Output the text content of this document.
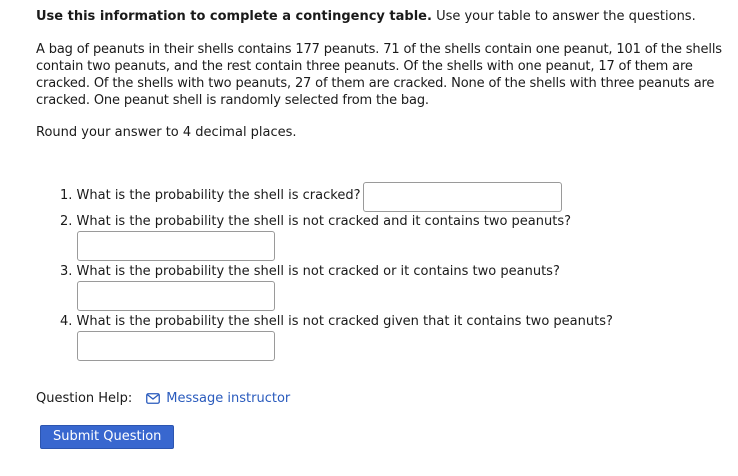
Use this information to complete a contingency table. Use your table to answer the questions.

A bag of peanuts in their shells contains 177 peanuts. 71 of the shells contain one peanut, 101 of the shells contain two peanuts, and the rest contain three peanuts. Of the shells with one peanut, 17 of them are cracked. Of the shells with two peanuts, 27 of them are cracked. None of the shells with three peanuts are cracked. One peanut shell is randomly selected from the bag.

Round your answer to 4 decimal places.

1. What is the probability the shell is cracked?

2. What is the probability the shell is not cracked and it contains two peanuts?

3. What is the probability the shell is not cracked or it contains two peanuts?

4. What is the probability the shell is not cracked given that it contains two peanuts?

Question Help:	Message instructor
Submit Question
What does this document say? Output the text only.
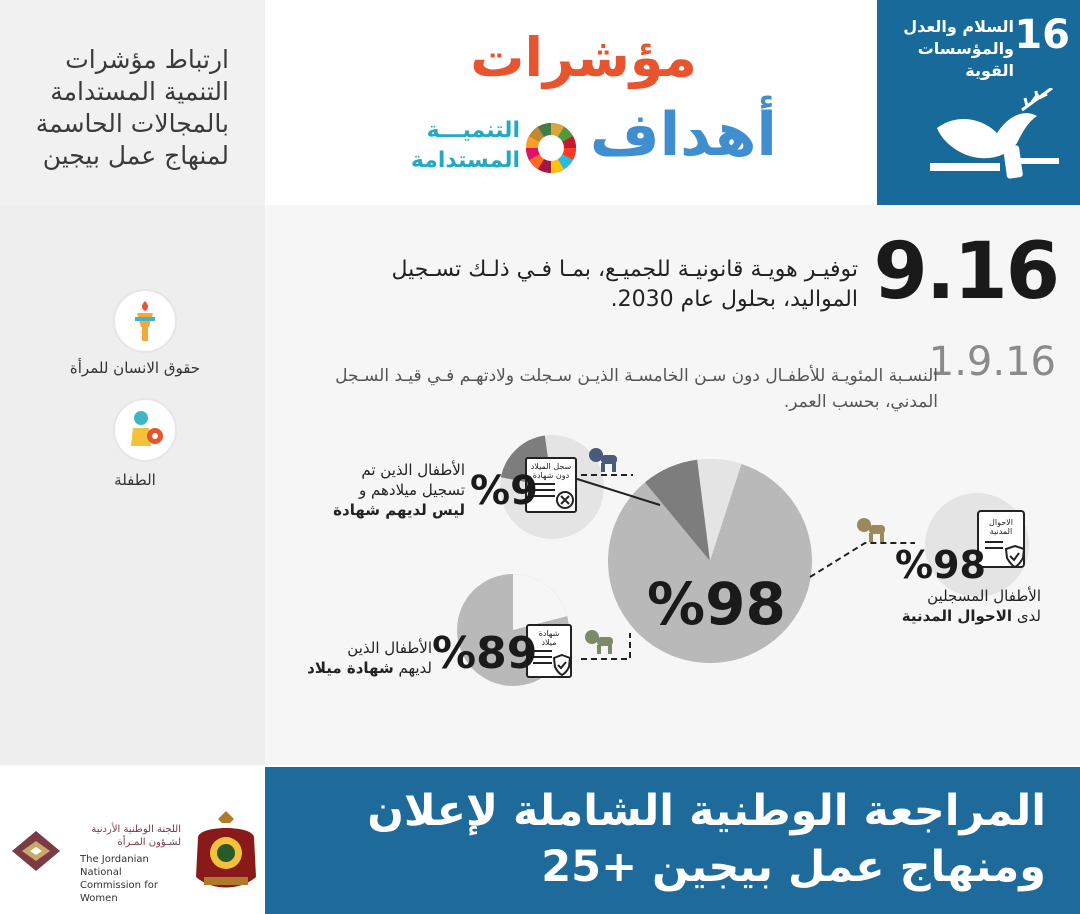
ارتباط مؤشرات
التنمية المستدامة
بالمجالات الحاسمة
لمنهاج عمل بيجين
مؤشرات
أهداف
التنميـــة
المستدامة
16
السلام والعدل
والمؤسسات
القوية
حقوق الانسان للمرأة
الطفلة
9.16
توفيـر هويـة قانونيـة للجميـع، بمـا فـي ذلـك تسـجيل
المواليد، بحلول عام 2030.
1.9.16
النسـبة المئويـة للأطفـال دون سـن الخامسـة الذيـن سـجلت ولادتهـم فـي قيـد السـجل
المدني، بحسب العمر.
سجل الميلاد
دون شهادة
شهادة
ميلاد
الاحوال
المدنية
%98
%9
%89
%98
الأطفال الذين تم
تسجيل ميلادهم و
ليس لديهم شهادة
الأطفال الذين
لديهم شهادة ميلاد
الأطفال المسجلين
لدى الاحوال المدنية
اللجنة الوطنية الأردنية
لشـؤون المـرأة
The Jordanian National
Commission for Women
المراجعة الوطنية الشاملة لإعلان
ومنهاج عمل بيجين +25
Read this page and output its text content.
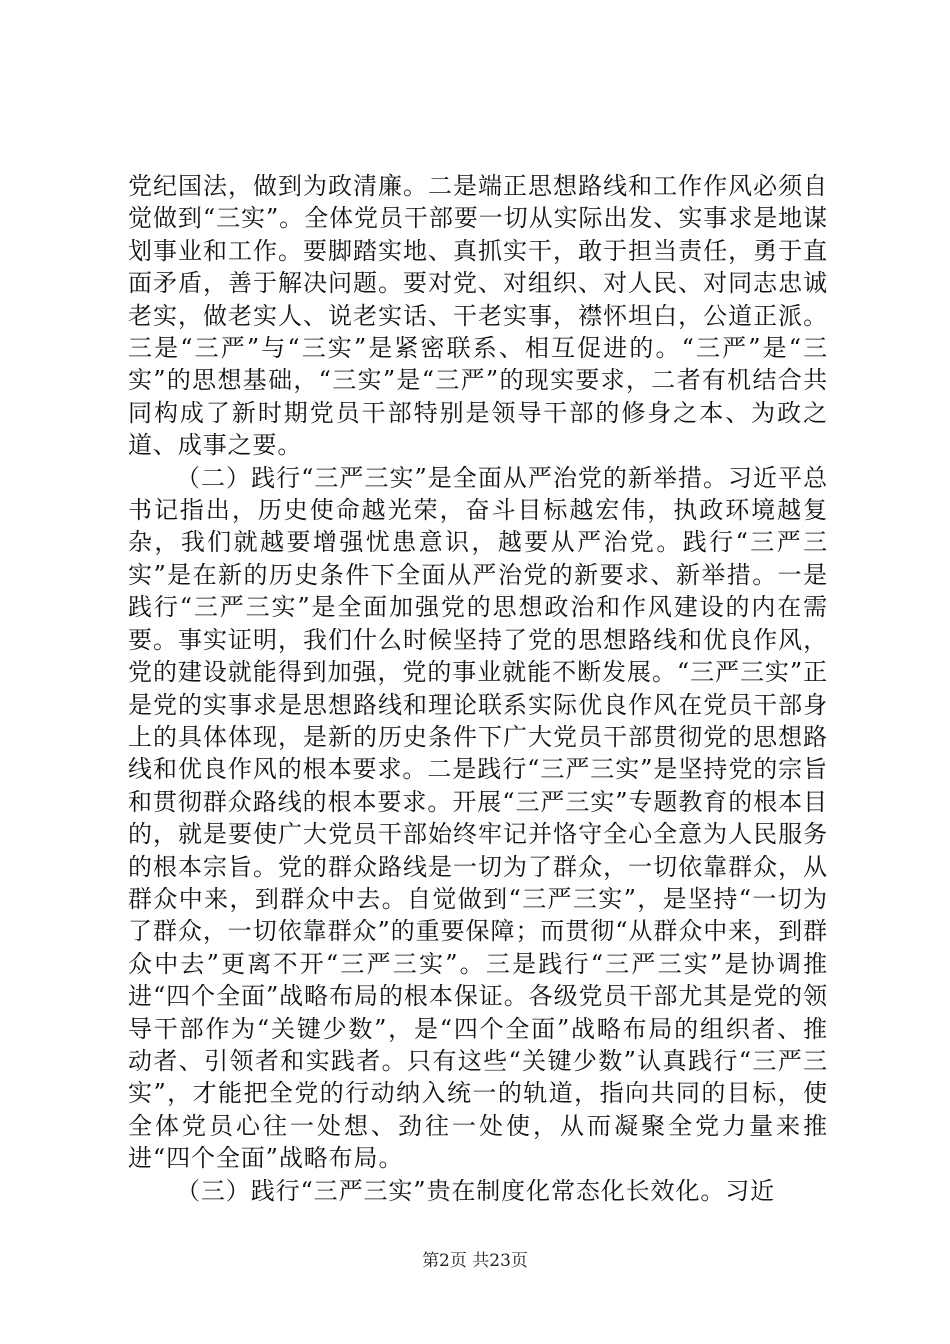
党纪国法，做到为政清廉。二是端正思想路线和工作作风必须自觉做到“三实”。全体党员干部要一切从实际出发、实事求是地谋划事业和工作。要脚踏实地、真抓实干，敢于担当责任，勇于直面矛盾，善于解决问题。要对党、对组织、对人民、对同志忠诚老实，做老实人、说老实话、干老实事，襟怀坦白，公道正派。三是“三严”与“三实”是紧密联系、相互促进的。“三严”是“三实”的思想基础，“三实”是“三严”的现实要求，二者有机结合共同构成了新时期党员干部特别是领导干部的修身之本、为政之道、成事之要。

（二）践行“三严三实”是全面从严治党的新举措。习近平总书记指出，历史使命越光荣，奋斗目标越宏伟，执政环境越复杂，我们就越要增强忧患意识，越要从严治党。践行“三严三实”是在新的历史条件下全面从严治党的新要求、新举措。一是践行“三严三实”是全面加强党的思想政治和作风建设的内在需要。事实证明，我们什么时候坚持了党的思想路线和优良作风，党的建设就能得到加强，党的事业就能不断发展。“三严三实”正是党的实事求是思想路线和理论联系实际优良作风在党员干部身上的具体体现，是新的历史条件下广大党员干部贯彻党的思想路线和优良作风的根本要求。二是践行“三严三实”是坚持党的宗旨和贯彻群众路线的根本要求。开展“三严三实”专题教育的根本目的，就是要使广大党员干部始终牢记并恪守全心全意为人民服务的根本宗旨。党的群众路线是一切为了群众，一切依靠群众，从群众中来，到群众中去。自觉做到“三严三实”，是坚持“一切为了群众，一切依靠群众”的重要保障；而贯彻“从群众中来，到群众中去”更离不开“三严三实”。三是践行“三严三实”是协调推进“四个全面”战略布局的根本保证。各级党员干部尤其是党的领导干部作为“关键少数”，是“四个全面”战略布局的组织者、推动者、引领者和实践者。只有这些“关键少数”认真践行“三严三实”，才能把全党的行动纳入统一的轨道，指向共同的目标，使全体党员心往一处想、劲往一处使，从而凝聚全党力量来推进“四个全面”战略布局。

（三）践行“三严三实”贵在制度化常态化长效化。习近

第2页 共23页
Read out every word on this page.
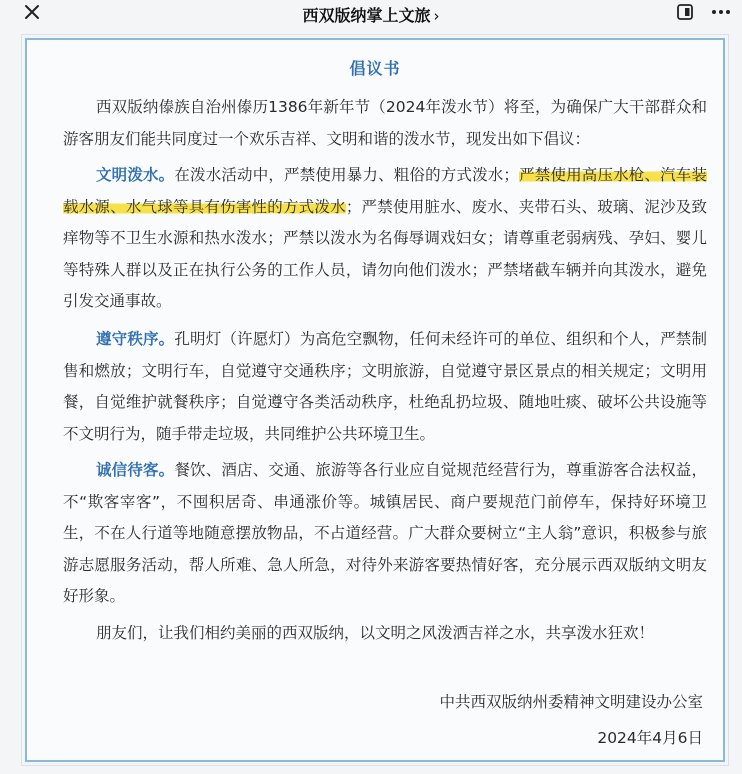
西双版纳掌上文旅 ›
倡议书
西双版纳傣族自治州傣历1386年新年节（2024年泼水节）将至，为确保广大干部群众和游客朋友们能共同度过一个欢乐吉祥、文明和谐的泼水节，现发出如下倡议：
文明泼水。在泼水活动中，严禁使用暴力、粗俗的方式泼水；严禁使用高压水枪、汽车装载水源、水气球等具有伤害性的方式泼水；严禁使用脏水、废水、夹带石头、玻璃、泥沙及致痒物等不卫生水源和热水泼水；严禁以泼水为名侮辱调戏妇女；请尊重老弱病残、孕妇、婴儿等特殊人群以及正在执行公务的工作人员，请勿向他们泼水；严禁堵截车辆并向其泼水，避免引发交通事故。
遵守秩序。孔明灯（许愿灯）为高危空飘物，任何未经许可的单位、组织和个人，严禁制售和燃放；文明行车，自觉遵守交通秩序；文明旅游，自觉遵守景区景点的相关规定；文明用餐，自觉维护就餐秩序；自觉遵守各类活动秩序，杜绝乱扔垃圾、随地吐痰、破坏公共设施等不文明行为，随手带走垃圾，共同维护公共环境卫生。
诚信待客。餐饮、酒店、交通、旅游等各行业应自觉规范经营行为，尊重游客合法权益，不“欺客宰客”，不囤积居奇、串通涨价等。城镇居民、商户要规范门前停车，保持好环境卫生，不在人行道等地随意摆放物品，不占道经营。广大群众要树立“主人翁”意识，积极参与旅游志愿服务活动，帮人所难、急人所急，对待外来游客要热情好客，充分展示西双版纳文明友好形象。
朋友们，让我们相约美丽的西双版纳，以文明之风泼洒吉祥之水，共享泼水狂欢！
中共西双版纳州委精神文明建设办公室
2024年4月6日
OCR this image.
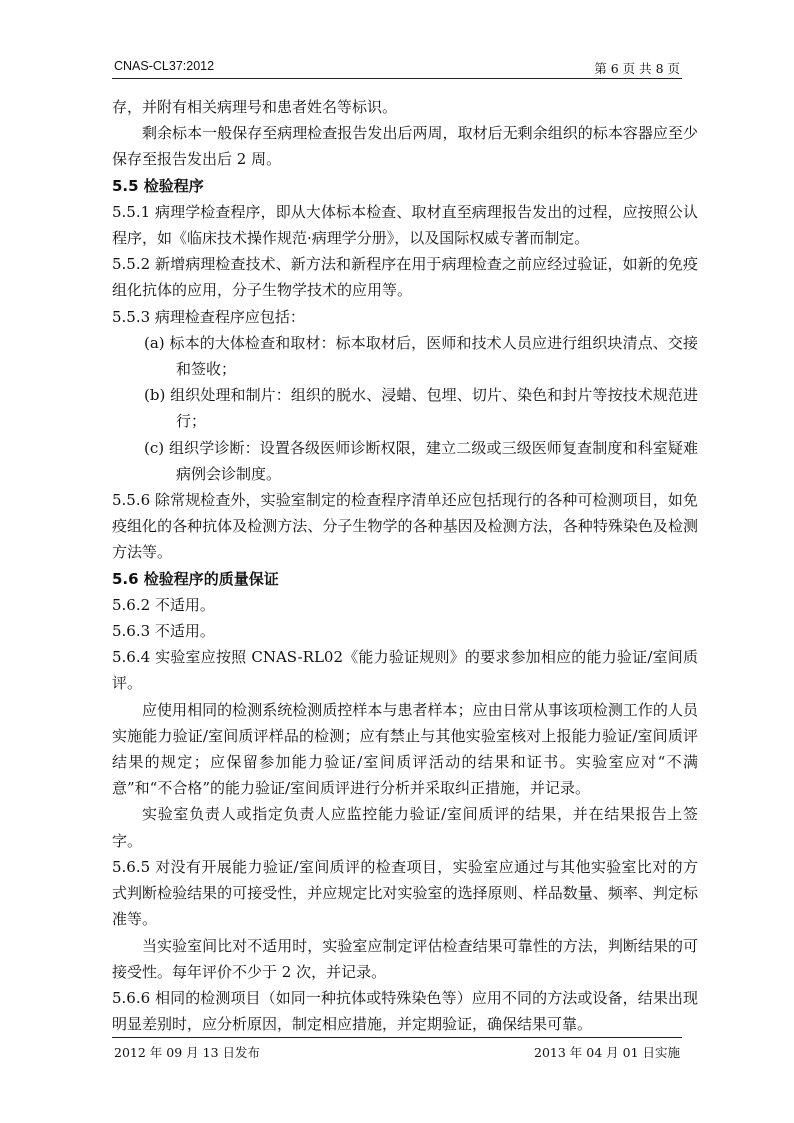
CNAS-CL37:2012	第 6 页 共 8 页

存，并附有相关病理号和患者姓名等标识。

剩余标本一般保存至病理检查报告发出后两周，取材后无剩余组织的标本容器应至少保存至报告发出后 2 周。

5.5 检验程序

5.5.1 病理学检查程序，即从大体标本检查、取材直至病理报告发出的过程，应按照公认程序，如《临床技术操作规范·病理学分册》，以及国际权威专著而制定。

5.5.2 新增病理检查技术、新方法和新程序在用于病理检查之前应经过验证，如新的免疫组化抗体的应用，分子生物学技术的应用等。

5.5.3 病理检查程序应包括：

(a) 标本的大体检查和取材：标本取材后，医师和技术人员应进行组织块清点、交接和签收；

(b) 组织处理和制片：组织的脱水、浸蜡、包埋、切片、染色和封片等按技术规范进行；

(c) 组织学诊断：设置各级医师诊断权限，建立二级或三级医师复查制度和科室疑难病例会诊制度。

5.5.6 除常规检查外，实验室制定的检查程序清单还应包括现行的各种可检测项目，如免疫组化的各种抗体及检测方法、分子生物学的各种基因及检测方法，各种特殊染色及检测方法等。

5.6 检验程序的质量保证

5.6.2 不适用。

5.6.3 不适用。

5.6.4 实验室应按照 CNAS-RL02《能力验证规则》的要求参加相应的能力验证/室间质评。

应使用相同的检测系统检测质控样本与患者样本；应由日常从事该项检测工作的人员实施能力验证/室间质评样品的检测；应有禁止与其他实验室核对上报能力验证/室间质评结果的规定；应保留参加能力验证/室间质评活动的结果和证书。实验室应对“不满意”和“不合格”的能力验证/室间质评进行分析并采取纠正措施，并记录。

实验室负责人或指定负责人应监控能力验证/室间质评的结果，并在结果报告上签字。

5.6.5 对没有开展能力验证/室间质评的检查项目，实验室应通过与其他实验室比对的方式判断检验结果的可接受性，并应规定比对实验室的选择原则、样品数量、频率、判定标准等。

当实验室间比对不适用时，实验室应制定评估检查结果可靠性的方法，判断结果的可接受性。每年评价不少于 2 次，并记录。

5.6.6 相同的检测项目（如同一种抗体或特殊染色等）应用不同的方法或设备，结果出现明显差别时，应分析原因，制定相应措施，并定期验证，确保结果可靠。

2012 年 09 月 13 日发布	2013 年 04 月 01 日实施
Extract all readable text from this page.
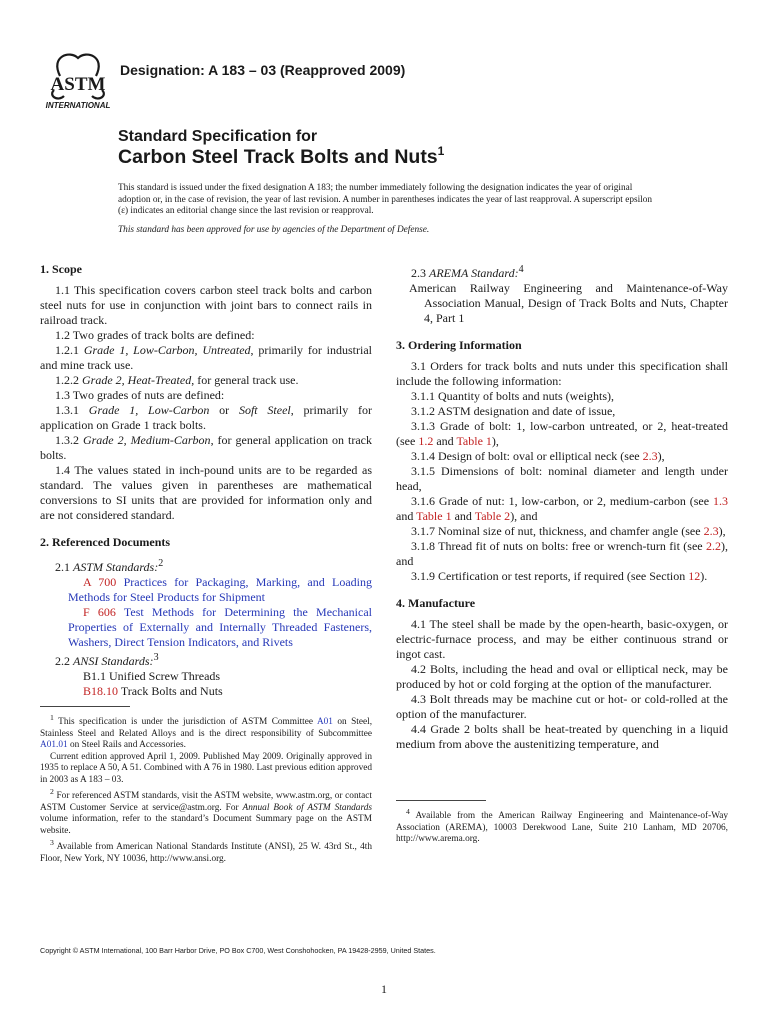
ASTM
INTERNATIONAL
Designation: A 183 – 03 (Reapproved 2009)
Standard Specification for
Carbon Steel Track Bolts and Nuts$^1$

This standard is issued under the fixed designation A 183; the number immediately following the designation indicates the year of original adoption or, in the case of revision, the year of last revision. A number in parentheses indicates the year of last reapproval. A superscript epsilon (ε) indicates an editorial change since the last revision or reapproval.

This standard has been approved for use by agencies of the Department of Defense.

1. Scope

1.1 This specification covers carbon steel track bolts and carbon steel nuts for use in conjunction with joint bars to connect rails in railroad track.

1.2 Two grades of track bolts are defined:

1.2.1 Grade 1, Low-Carbon, Untreated, primarily for industrial and mine track use.

1.2.2 Grade 2, Heat-Treated, for general track use.

1.3 Two grades of nuts are defined:

1.3.1 Grade 1, Low-Carbon or Soft Steel, primarily for application on Grade 1 track bolts.

1.3.2 Grade 2, Medium-Carbon, for general application on track bolts.

1.4 The values stated in inch-pound units are to be regarded as standard. The values given in parentheses are mathematical conversions to SI units that are provided for information only and are not considered standard.

2. Referenced Documents

2.1 ASTM Standards:$^2$

A 700 Practices for Packaging, Marking, and Loading Methods for Steel Products for Shipment

F 606 Test Methods for Determining the Mechanical Properties of Externally and Internally Threaded Fasteners, Washers, Direct Tension Indicators, and Rivets

2.2 ANSI Standards:$^3$

B1.1 Unified Screw Threads

B18.10 Track Bolts and Nuts

$^1$ This specification is under the jurisdiction of ASTM Committee A01 on Steel, Stainless Steel and Related Alloys and is the direct responsibility of Subcommittee A01.01 on Steel Rails and Accessories.

Current edition approved April 1, 2009. Published May 2009. Originally approved in 1935 to replace A 50, A 51. Combined with A 76 in 1980. Last previous edition approved in 2003 as A 183 – 03.

$^2$ For referenced ASTM standards, visit the ASTM website, www.astm.org, or contact ASTM Customer Service at service@astm.org. For Annual Book of ASTM Standards volume information, refer to the standard’s Document Summary page on the ASTM website.

$^3$ Available from American National Standards Institute (ANSI), 25 W. 43rd St., 4th Floor, New York, NY 10036, http://www.ansi.org.

2.3 AREMA Standard:$^4$

American Railway Engineering and Maintenance-of-Way Association Manual, Design of Track Bolts and Nuts, Chapter 4, Part 1

3. Ordering Information

3.1 Orders for track bolts and nuts under this specification shall include the following information:

3.1.1 Quantity of bolts and nuts (weights),

3.1.2 ASTM designation and date of issue,

3.1.3 Grade of bolt: 1, low-carbon untreated, or 2, heat-treated (see 1.2 and Table 1),

3.1.4 Design of bolt: oval or elliptical neck (see 2.3),

3.1.5 Dimensions of bolt: nominal diameter and length under head,

3.1.6 Grade of nut: 1, low-carbon, or 2, medium-carbon (see 1.3 and Table 1 and Table 2), and

3.1.7 Nominal size of nut, thickness, and chamfer angle (see 2.3),

3.1.8 Thread fit of nuts on bolts: free or wrench-turn fit (see 2.2), and

3.1.9 Certification or test reports, if required (see Section 12).

4. Manufacture

4.1 The steel shall be made by the open-hearth, basic-oxygen, or electric-furnace process, and may be either continuous strand or ingot cast.

4.2 Bolts, including the head and oval or elliptical neck, may be produced by hot or cold forging at the option of the manufacturer.

4.3 Bolt threads may be machine cut or hot- or cold-rolled at the option of the manufacturer.

4.4 Grade 2 bolts shall be heat-treated by quenching in a liquid medium from above the austenitizing temperature, and

$^4$ Available from the American Railway Engineering and Maintenance-of-Way Association (AREMA), 10003 Derekwood Lane, Suite 210 Lanham, MD 20706, http://www.arema.org.

Copyright © ASTM International, 100 Barr Harbor Drive, PO Box C700, West Conshohocken, PA 19428-2959, United States.
1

▬▬▬▬▬▬

Written request:
State how many lines of the records above contain "Engineering", with no words besides the number.

Result for this task:
2